Task statement | Only a number is expected: how many lines in the data below contain the word "Relative".

Data shown |

________________________________________

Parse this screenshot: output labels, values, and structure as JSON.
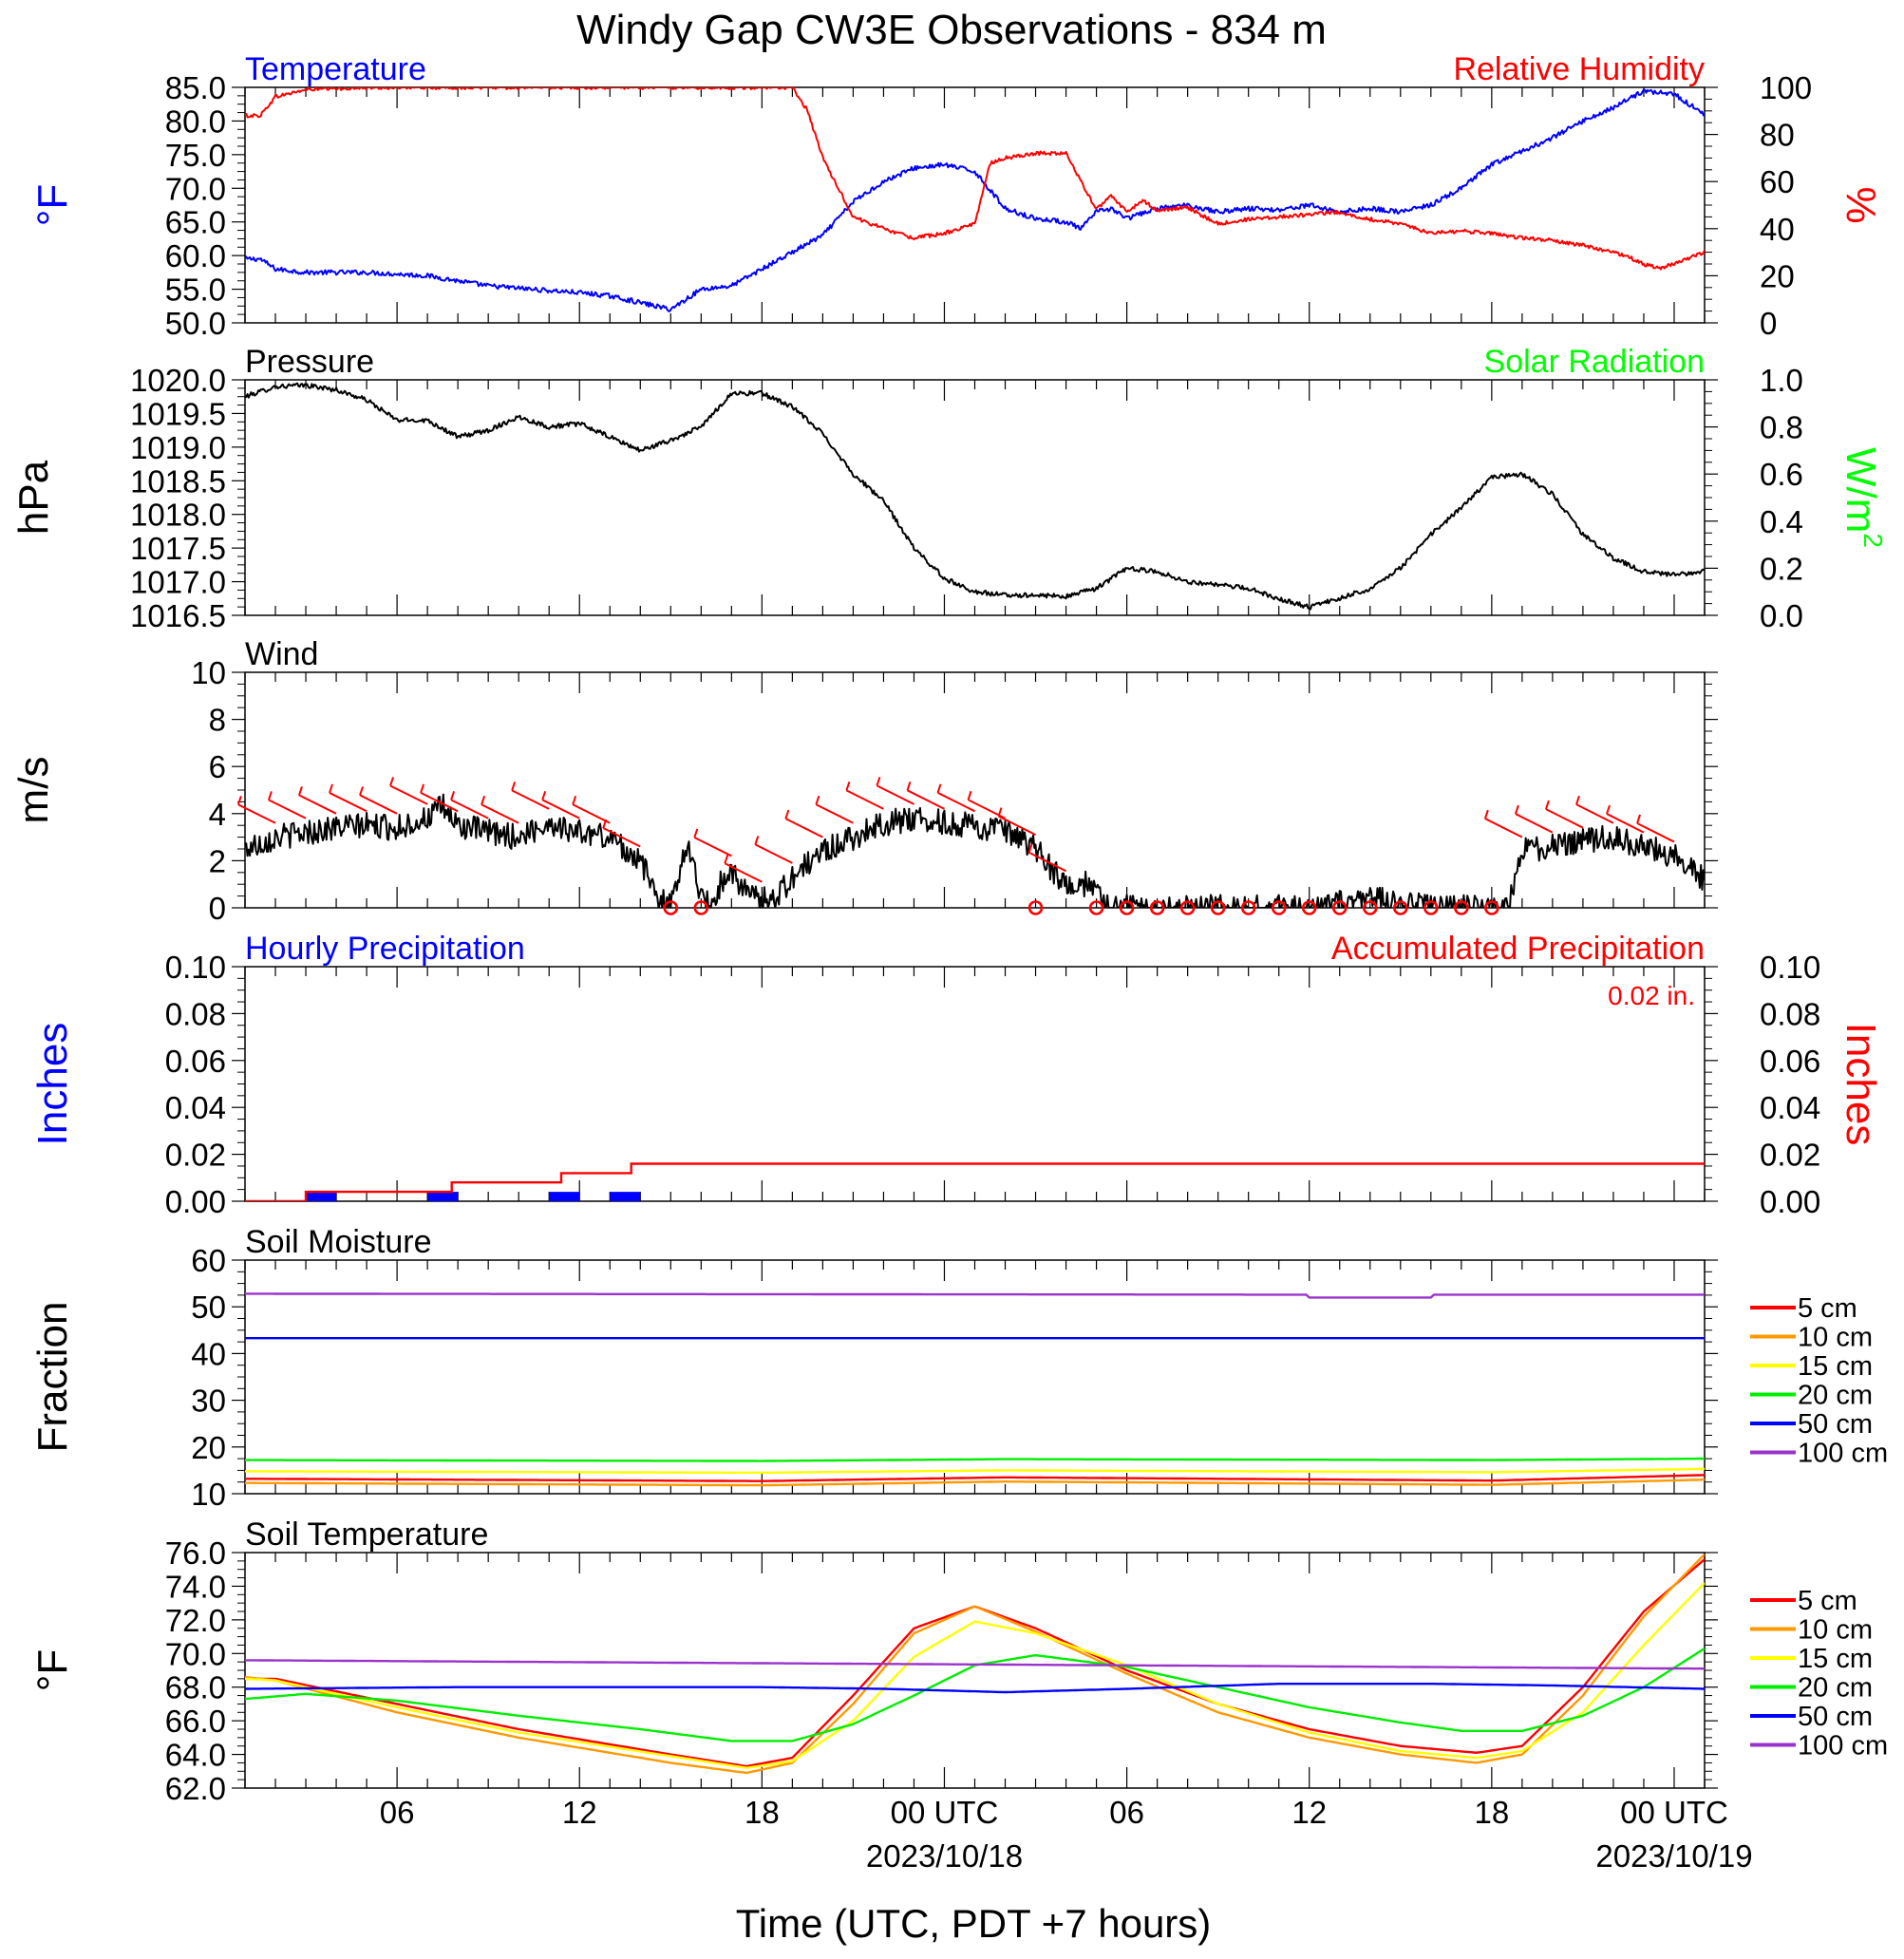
{
  "page": {
    "title": "Windy Gap CW3E Observations - 834 m",
    "xlabel": "Time (UTC, PDT +7 hours)"
  },
  "colors": {
    "temperature": "#0000ff",
    "humidity": "#ff0000",
    "pressure": "#000000",
    "solar": "#00ff00",
    "wind": "#000000",
    "wind_barb": "#ff0000",
    "hourly_precip": "#0000ff",
    "accum_precip": "#ff0000",
    "depth_5": "#ff0000",
    "depth_10": "#ff9900",
    "depth_15": "#ffff00",
    "depth_20": "#00ee00",
    "depth_50": "#0000ff",
    "depth_100": "#9933cc"
  },
  "x_axis": {
    "domain_hours": [
      1,
      49
    ],
    "ticks": [
      {
        "h": 6,
        "label": "06"
      },
      {
        "h": 12,
        "label": "12"
      },
      {
        "h": 18,
        "label": "18"
      },
      {
        "h": 24,
        "label": "00 UTC",
        "sub": "2023/10/18"
      },
      {
        "h": 30,
        "label": "06"
      },
      {
        "h": 36,
        "label": "12"
      },
      {
        "h": 42,
        "label": "18"
      },
      {
        "h": 48,
        "label": "00 UTC",
        "sub": "2023/10/19"
      }
    ]
  },
  "chart_data": [
    {
      "id": "temp-rh",
      "type": "line",
      "left_title": "Temperature",
      "right_title": "Relative Humidity",
      "left_ylabel": "°F",
      "right_ylabel": "%",
      "left_ylim": [
        50,
        85
      ],
      "left_ticks": [
        "50.0",
        "55.0",
        "60.0",
        "65.0",
        "70.0",
        "75.0",
        "80.0",
        "85.0"
      ],
      "right_ylim": [
        0,
        100
      ],
      "right_ticks": [
        "0",
        "20",
        "40",
        "60",
        "80",
        "100"
      ],
      "series": [
        {
          "name": "Temperature",
          "axis": "left",
          "color_key": "temperature",
          "noise": 0.35,
          "x": [
            1,
            1.5,
            2,
            3,
            5,
            7,
            9,
            11,
            12,
            13,
            14,
            15,
            16,
            17,
            18,
            19,
            20,
            21,
            22,
            23,
            24,
            25,
            26,
            27,
            28,
            28.5,
            29,
            29.5,
            30,
            31,
            32,
            33,
            34,
            35,
            36,
            37,
            38,
            39,
            40,
            41,
            42,
            43,
            44,
            45,
            46,
            47,
            48,
            49
          ],
          "y": [
            59.5,
            59.5,
            58.0,
            57.5,
            57.5,
            57.0,
            55.5,
            54.8,
            54.5,
            54.0,
            53.0,
            52.0,
            55.0,
            55.5,
            58.0,
            60.5,
            63.0,
            68.0,
            71.0,
            73.0,
            73.5,
            72.5,
            67.0,
            65.5,
            65.0,
            64.0,
            66.5,
            67.0,
            65.5,
            67.0,
            67.5,
            66.5,
            67.0,
            66.8,
            67.5,
            66.5,
            67.0,
            66.5,
            67.5,
            70.0,
            73.5,
            75.5,
            77.5,
            80.0,
            82.0,
            84.5,
            84.0,
            81.0
          ]
        },
        {
          "name": "Relative Humidity",
          "axis": "right",
          "color_key": "humidity",
          "noise": 0.8,
          "x": [
            1,
            1.5,
            2,
            3,
            5,
            10,
            19,
            19.5,
            20,
            21,
            22,
            23,
            24,
            25,
            25.5,
            26,
            27,
            28,
            28.5,
            29,
            29.5,
            30,
            30.5,
            31,
            32,
            33,
            34,
            35,
            36,
            37,
            38,
            39,
            40,
            41,
            42,
            43,
            44,
            45,
            46,
            46.5,
            47,
            47.5,
            48,
            49
          ],
          "y": [
            88,
            88,
            96,
            99,
            100,
            100,
            100,
            90,
            70,
            45,
            40,
            36,
            38,
            42,
            68,
            70,
            72,
            72,
            60,
            48,
            54,
            47,
            52,
            48,
            49,
            42,
            44,
            45,
            46,
            47,
            44,
            42,
            38,
            39,
            38,
            36,
            35,
            33,
            30,
            28,
            25,
            23,
            25,
            30
          ]
        }
      ]
    },
    {
      "id": "pressure",
      "type": "line",
      "left_title": "Pressure",
      "right_title": "Solar Radiation",
      "left_ylabel": "hPa",
      "right_ylabel": "W/m",
      "right_ylabel_sup": "2",
      "left_ylim": [
        1016.5,
        1020.0
      ],
      "left_ticks": [
        "1016.5",
        "1017.0",
        "1017.5",
        "1018.0",
        "1018.5",
        "1019.0",
        "1019.5",
        "1020.0"
      ],
      "right_ylim": [
        0,
        1
      ],
      "right_ticks": [
        "0.0",
        "0.2",
        "0.4",
        "0.6",
        "0.8",
        "1.0"
      ],
      "series": [
        {
          "name": "Pressure",
          "axis": "left",
          "color_key": "pressure",
          "noise": 0.035,
          "x": [
            1,
            2,
            3,
            4,
            5,
            6,
            7,
            8,
            9,
            10,
            11,
            12,
            13,
            14,
            15,
            16,
            17,
            18,
            19,
            20,
            21,
            22,
            23,
            24,
            25,
            26,
            27,
            28,
            29,
            30,
            31,
            32,
            33,
            34,
            35,
            36,
            37,
            38,
            39,
            40,
            41,
            42,
            43,
            44,
            45,
            46,
            47,
            48,
            49
          ],
          "y": [
            1019.75,
            1019.9,
            1019.92,
            1019.85,
            1019.7,
            1019.4,
            1019.4,
            1019.15,
            1019.25,
            1019.45,
            1019.3,
            1019.35,
            1019.15,
            1018.95,
            1019.1,
            1019.3,
            1019.8,
            1019.8,
            1019.6,
            1019.2,
            1018.6,
            1018.2,
            1017.5,
            1017.05,
            1016.85,
            1016.8,
            1016.8,
            1016.78,
            1016.9,
            1017.2,
            1017.15,
            1017.0,
            1016.95,
            1016.9,
            1016.75,
            1016.62,
            1016.75,
            1016.9,
            1017.2,
            1017.7,
            1018.1,
            1018.55,
            1018.6,
            1018.3,
            1017.7,
            1017.35,
            1017.15,
            1017.1,
            1017.15
          ]
        }
      ]
    },
    {
      "id": "wind",
      "type": "line",
      "left_title": "Wind",
      "left_ylabel": "m/s",
      "left_ylim": [
        0,
        10
      ],
      "left_ticks": [
        "0",
        "2",
        "4",
        "6",
        "8",
        "10"
      ],
      "series": [
        {
          "name": "Wind",
          "axis": "left",
          "color_key": "wind",
          "noise": 0.55,
          "x": [
            1,
            2,
            3,
            4,
            5,
            6,
            7,
            7.5,
            8,
            9,
            10,
            11,
            12,
            13,
            14,
            14.5,
            15,
            15.5,
            16,
            16.3,
            16.7,
            17,
            17.5,
            18,
            18.5,
            19,
            20,
            21,
            22,
            23,
            24,
            25,
            26,
            27,
            27.8,
            28.3,
            28.8,
            29.2,
            30,
            35,
            36,
            37,
            38,
            40,
            41,
            42,
            42.5,
            43,
            44,
            45,
            46,
            47,
            48,
            49
          ],
          "y": [
            2.5,
            3.0,
            3.2,
            3.4,
            3.5,
            3.4,
            3.8,
            4.3,
            3.5,
            3.2,
            3.0,
            3.6,
            3.2,
            3.0,
            2.0,
            0.6,
            0.0,
            2.8,
            0.6,
            0.0,
            1.2,
            1.6,
            0.6,
            0.3,
            0.5,
            1.3,
            2.4,
            3.0,
            3.6,
            3.8,
            3.6,
            3.5,
            3.2,
            2.5,
            1.2,
            0.6,
            1.2,
            0.2,
            0.0,
            0.0,
            0.0,
            0.2,
            0.4,
            0.0,
            0.0,
            0.0,
            0.0,
            2.4,
            2.6,
            2.8,
            3.0,
            2.6,
            2.2,
            1.2
          ]
        }
      ],
      "barbs_hours": [
        2,
        3,
        4,
        5,
        6,
        7,
        8,
        9,
        10,
        11,
        12,
        13,
        14,
        17,
        18,
        19,
        20,
        21,
        22,
        23,
        24,
        25,
        26,
        27,
        28,
        43,
        44,
        45,
        46,
        47,
        48
      ],
      "calm_hours": [
        15,
        16,
        27,
        29,
        30,
        31,
        32,
        33,
        34,
        35,
        36,
        37,
        38,
        39,
        40,
        41,
        42
      ]
    },
    {
      "id": "precip",
      "type": "bar",
      "left_title": "Hourly Precipitation",
      "right_title": "Accumulated Precipitation",
      "total_label": "0.02 in.",
      "left_ylabel": "Inches",
      "right_ylabel": "Inches",
      "left_ylim": [
        0,
        0.1
      ],
      "left_ticks": [
        "0.00",
        "0.02",
        "0.04",
        "0.06",
        "0.08",
        "0.10"
      ],
      "right_ylim": [
        0,
        0.1
      ],
      "right_ticks": [
        "0.00",
        "0.02",
        "0.04",
        "0.06",
        "0.08",
        "0.10"
      ],
      "hourly": [
        {
          "start": 3,
          "end": 4,
          "value": 0.004
        },
        {
          "start": 7,
          "end": 8,
          "value": 0.004
        },
        {
          "start": 11,
          "end": 12,
          "value": 0.004
        },
        {
          "start": 13,
          "end": 14,
          "value": 0.004
        }
      ],
      "accum_steps": {
        "x": [
          1,
          3,
          3,
          7.8,
          7.8,
          11.4,
          11.4,
          13.7,
          13.7,
          49
        ],
        "y": [
          0,
          0,
          0.004,
          0.004,
          0.008,
          0.008,
          0.012,
          0.012,
          0.016,
          0.016
        ]
      }
    },
    {
      "id": "soil-moisture",
      "type": "line",
      "left_title": "Soil Moisture",
      "left_ylabel": "Fraction",
      "left_ylim": [
        10,
        60
      ],
      "left_ticks": [
        "10",
        "20",
        "30",
        "40",
        "50",
        "60"
      ],
      "legend": [
        "5 cm",
        "10 cm",
        "15 cm",
        "20 cm",
        "50 cm",
        "100 cm"
      ],
      "series": [
        {
          "name": "5 cm",
          "axis": "left",
          "color_key": "depth_5",
          "x": [
            1,
            18,
            26,
            42,
            49
          ],
          "y": [
            13.2,
            12.7,
            13.5,
            12.8,
            14.0
          ]
        },
        {
          "name": "10 cm",
          "axis": "left",
          "color_key": "depth_10",
          "x": [
            1,
            18,
            26,
            42,
            49
          ],
          "y": [
            12.3,
            11.8,
            12.6,
            11.9,
            13.0
          ]
        },
        {
          "name": "15 cm",
          "axis": "left",
          "color_key": "depth_15",
          "x": [
            1,
            18,
            26,
            42,
            49
          ],
          "y": [
            14.8,
            14.5,
            15.0,
            14.6,
            15.3
          ]
        },
        {
          "name": "20 cm",
          "axis": "left",
          "color_key": "depth_20",
          "x": [
            1,
            18,
            26,
            42,
            49
          ],
          "y": [
            17.2,
            17.0,
            17.4,
            17.2,
            17.5
          ]
        },
        {
          "name": "50 cm",
          "axis": "left",
          "color_key": "depth_50",
          "x": [
            1,
            49
          ],
          "y": [
            43.3,
            43.3
          ]
        },
        {
          "name": "100 cm",
          "axis": "left",
          "color_key": "depth_100",
          "x": [
            1,
            35.9,
            36,
            40,
            40.1,
            49
          ],
          "y": [
            52.8,
            52.6,
            52.0,
            52.0,
            52.6,
            52.6
          ]
        }
      ]
    },
    {
      "id": "soil-temperature",
      "type": "line",
      "left_title": "Soil Temperature",
      "left_ylabel": "°F",
      "left_ylim": [
        62,
        76
      ],
      "left_ticks": [
        "62.0",
        "64.0",
        "66.0",
        "68.0",
        "70.0",
        "72.0",
        "74.0",
        "76.0"
      ],
      "legend": [
        "5 cm",
        "10 cm",
        "15 cm",
        "20 cm",
        "50 cm",
        "100 cm"
      ],
      "series": [
        {
          "name": "5 cm",
          "axis": "left",
          "color_key": "depth_5",
          "x": [
            1,
            2,
            6,
            10,
            15,
            17.5,
            19,
            21,
            23,
            25,
            27,
            30,
            33,
            36,
            39,
            41.5,
            43,
            45,
            47,
            49
          ],
          "y": [
            68.5,
            68.5,
            67.0,
            65.5,
            64.0,
            63.3,
            63.8,
            67.5,
            71.5,
            72.8,
            71.5,
            69.0,
            67.0,
            65.5,
            64.5,
            64.1,
            64.5,
            68.0,
            72.5,
            75.6
          ]
        },
        {
          "name": "10 cm",
          "axis": "left",
          "color_key": "depth_10",
          "x": [
            1,
            2,
            6,
            10,
            15,
            17.5,
            19,
            21,
            23,
            25,
            27,
            30,
            33,
            36,
            39,
            41.5,
            43,
            45,
            47,
            49
          ],
          "y": [
            68.6,
            68.4,
            66.5,
            65.0,
            63.5,
            62.9,
            63.5,
            67.0,
            71.2,
            72.8,
            71.3,
            68.8,
            66.5,
            65.0,
            64.0,
            63.5,
            64.0,
            67.5,
            72.2,
            75.9
          ]
        },
        {
          "name": "15 cm",
          "axis": "left",
          "color_key": "depth_15",
          "x": [
            1,
            2,
            6,
            10,
            15,
            17.5,
            19,
            21,
            23,
            25,
            27,
            30,
            33,
            36,
            39,
            41.5,
            43,
            45,
            47,
            49
          ],
          "y": [
            68.5,
            68.4,
            66.8,
            65.3,
            63.9,
            63.2,
            63.6,
            66.0,
            69.8,
            71.9,
            71.2,
            69.3,
            67.0,
            65.3,
            64.2,
            63.8,
            64.2,
            66.5,
            70.5,
            74.2
          ]
        },
        {
          "name": "20 cm",
          "axis": "left",
          "color_key": "depth_20",
          "x": [
            1,
            3,
            6,
            10,
            14,
            17,
            19,
            21,
            23,
            25,
            27,
            30,
            33,
            36,
            39,
            41,
            43,
            45,
            47,
            49
          ],
          "y": [
            67.3,
            67.6,
            67.2,
            66.3,
            65.5,
            64.8,
            64.8,
            65.8,
            67.5,
            69.3,
            69.9,
            69.2,
            68.0,
            66.8,
            65.9,
            65.4,
            65.4,
            66.3,
            68.0,
            70.3
          ]
        },
        {
          "name": "50 cm",
          "axis": "left",
          "color_key": "depth_50",
          "x": [
            1,
            8,
            13,
            18,
            22,
            26,
            30,
            35,
            40,
            44,
            49
          ],
          "y": [
            67.9,
            68.0,
            68.0,
            68.0,
            67.9,
            67.7,
            67.9,
            68.2,
            68.2,
            68.1,
            67.9
          ]
        },
        {
          "name": "100 cm",
          "axis": "left",
          "color_key": "depth_100",
          "x": [
            1,
            49
          ],
          "y": [
            69.6,
            69.1
          ]
        }
      ]
    }
  ]
}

________________________________________

Solution to this exercise | 2